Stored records
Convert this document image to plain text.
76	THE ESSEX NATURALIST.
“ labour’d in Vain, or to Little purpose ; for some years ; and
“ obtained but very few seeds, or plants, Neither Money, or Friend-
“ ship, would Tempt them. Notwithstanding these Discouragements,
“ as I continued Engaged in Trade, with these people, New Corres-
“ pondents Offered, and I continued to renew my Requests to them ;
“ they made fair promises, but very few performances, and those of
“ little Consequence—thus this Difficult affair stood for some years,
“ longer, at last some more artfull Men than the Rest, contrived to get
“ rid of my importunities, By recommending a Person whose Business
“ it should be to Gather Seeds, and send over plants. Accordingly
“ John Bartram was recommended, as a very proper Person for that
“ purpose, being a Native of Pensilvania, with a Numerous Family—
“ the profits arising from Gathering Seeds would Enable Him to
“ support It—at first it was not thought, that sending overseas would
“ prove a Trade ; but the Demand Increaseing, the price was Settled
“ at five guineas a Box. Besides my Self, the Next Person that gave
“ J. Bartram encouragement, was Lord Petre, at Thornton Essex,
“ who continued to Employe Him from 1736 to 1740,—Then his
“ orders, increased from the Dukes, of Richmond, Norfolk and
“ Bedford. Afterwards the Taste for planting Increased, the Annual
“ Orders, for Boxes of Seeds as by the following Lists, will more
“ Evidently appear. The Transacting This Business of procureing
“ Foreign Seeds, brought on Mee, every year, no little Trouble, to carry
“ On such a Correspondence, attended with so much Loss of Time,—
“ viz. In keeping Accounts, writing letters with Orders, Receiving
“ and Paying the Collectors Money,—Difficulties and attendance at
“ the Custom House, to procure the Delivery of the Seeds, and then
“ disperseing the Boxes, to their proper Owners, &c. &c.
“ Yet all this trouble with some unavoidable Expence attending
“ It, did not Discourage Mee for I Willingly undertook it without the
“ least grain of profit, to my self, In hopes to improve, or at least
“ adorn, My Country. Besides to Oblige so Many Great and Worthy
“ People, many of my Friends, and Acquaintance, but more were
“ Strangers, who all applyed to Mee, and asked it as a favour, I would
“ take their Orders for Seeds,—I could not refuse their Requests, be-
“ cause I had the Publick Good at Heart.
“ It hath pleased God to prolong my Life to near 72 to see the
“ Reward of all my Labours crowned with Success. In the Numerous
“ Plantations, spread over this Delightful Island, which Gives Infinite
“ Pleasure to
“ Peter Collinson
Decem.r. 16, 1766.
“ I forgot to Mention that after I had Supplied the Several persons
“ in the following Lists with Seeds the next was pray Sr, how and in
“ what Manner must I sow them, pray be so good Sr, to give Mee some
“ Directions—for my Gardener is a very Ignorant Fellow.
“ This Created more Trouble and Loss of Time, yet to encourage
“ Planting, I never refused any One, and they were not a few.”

▶ [REQUIREMENTS]: Every line of the material must be returned exactly as it appears.

▶ [WRITTEN REPLY]:
Convert this document image to plain text.
76	THE ESSEX NATURALIST.
“ labour’d in Vain, or to Little purpose ; for some years ; and
“ obtained but very few seeds, or plants, Neither Money, or Friend-
“ ship, would Tempt them. Notwithstanding these Discouragements,
“ as I continued Engaged in Trade, with these people, New Corres-
“ pondents Offered, and I continued to renew my Requests to them ;
“ they made fair promises, but very few performances, and those of
“ little Consequence—thus this Difficult affair stood for some years,
“ longer, at last some more artfull Men than the Rest, contrived to get
“ rid of my importunities, By recommending a Person whose Business
“ it should be to Gather Seeds, and send over plants. Accordingly
“ John Bartram was recommended, as a very proper Person for that
“ purpose, being a Native of Pensilvania, with a Numerous Family—
“ the profits arising from Gathering Seeds would Enable Him to
“ support It—at first it was not thought, that sending overseas would
“ prove a Trade ; but the Demand Increaseing, the price was Settled
“ at five guineas a Box. Besides my Self, the Next Person that gave
“ J. Bartram encouragement, was Lord Petre, at Thornton Essex,
“ who continued to Employe Him from 1736 to 1740,—Then his
“ orders, increased from the Dukes, of Richmond, Norfolk and
“ Bedford. Afterwards the Taste for planting Increased, the Annual
“ Orders, for Boxes of Seeds as by the following Lists, will more
“ Evidently appear. The Transacting This Business of procureing
“ Foreign Seeds, brought on Mee, every year, no little Trouble, to carry
“ On such a Correspondence, attended with so much Loss of Time,—
“ viz. In keeping Accounts, writing letters with Orders, Receiving
“ and Paying the Collectors Money,—Difficulties and attendance at
“ the Custom House, to procure the Delivery of the Seeds, and then
“ disperseing the Boxes, to their proper Owners, &c. &c.
“ Yet all this trouble with some unavoidable Expence attending
“ It, did not Discourage Mee for I Willingly undertook it without the
“ least grain of profit, to my self, In hopes to improve, or at least
“ adorn, My Country. Besides to Oblige so Many Great and Worthy
“ People, many of my Friends, and Acquaintance, but more were
“ Strangers, who all applyed to Mee, and asked it as a favour, I would
“ take their Orders for Seeds,—I could not refuse their Requests, be-
“ cause I had the Publick Good at Heart.
“ It hath pleased God to prolong my Life to near 72 to see the
“ Reward of all my Labours crowned with Success. In the Numerous
“ Plantations, spread over this Delightful Island, which Gives Infinite
“ Pleasure to
“ Peter Collinson
Decem.r. 16, 1766.
“ I forgot to Mention that after I had Supplied the Several persons
“ in the following Lists with Seeds the next was pray Sr, how and in
“ what Manner must I sow them, pray be so good Sr, to give Mee some
“ Directions—for my Gardener is a very Ignorant Fellow.
“ This Created more Trouble and Loss of Time, yet to encourage
“ Planting, I never refused any One, and they were not a few.”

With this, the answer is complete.